* What is asked:
Return each line holding the string "marinamamic".

* Data section:
═══

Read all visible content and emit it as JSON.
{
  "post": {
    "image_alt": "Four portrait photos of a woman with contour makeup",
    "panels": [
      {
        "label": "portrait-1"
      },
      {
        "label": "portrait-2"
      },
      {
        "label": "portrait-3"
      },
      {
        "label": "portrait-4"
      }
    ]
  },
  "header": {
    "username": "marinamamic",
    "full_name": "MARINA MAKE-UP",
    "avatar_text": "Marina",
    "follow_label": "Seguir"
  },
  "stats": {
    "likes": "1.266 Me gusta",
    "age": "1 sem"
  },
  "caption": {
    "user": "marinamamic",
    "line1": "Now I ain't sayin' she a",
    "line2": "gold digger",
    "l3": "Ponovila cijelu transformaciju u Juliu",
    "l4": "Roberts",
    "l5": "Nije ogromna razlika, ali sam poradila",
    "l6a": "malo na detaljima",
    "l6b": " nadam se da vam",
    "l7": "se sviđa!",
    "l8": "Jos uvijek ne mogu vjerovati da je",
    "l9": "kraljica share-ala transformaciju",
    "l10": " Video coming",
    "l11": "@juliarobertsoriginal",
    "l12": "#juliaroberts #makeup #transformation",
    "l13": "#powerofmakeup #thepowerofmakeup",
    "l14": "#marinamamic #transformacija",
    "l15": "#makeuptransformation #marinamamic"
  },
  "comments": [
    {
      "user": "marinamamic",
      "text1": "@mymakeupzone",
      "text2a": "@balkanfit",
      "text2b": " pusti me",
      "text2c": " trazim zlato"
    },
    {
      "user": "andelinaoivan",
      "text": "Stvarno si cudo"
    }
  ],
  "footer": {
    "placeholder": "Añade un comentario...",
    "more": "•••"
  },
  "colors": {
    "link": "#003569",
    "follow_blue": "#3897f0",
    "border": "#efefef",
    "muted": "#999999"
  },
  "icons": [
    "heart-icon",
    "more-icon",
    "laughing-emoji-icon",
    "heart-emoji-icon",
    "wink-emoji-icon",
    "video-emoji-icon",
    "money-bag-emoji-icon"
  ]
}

═══

* Written solution:
    "username": "marinamamic",
    "user": "marinamamic",
    "l14": "#marinamamic #transformacija",
    "l15": "#makeuptransformation #marinamamic"
      "user": "marinamamic",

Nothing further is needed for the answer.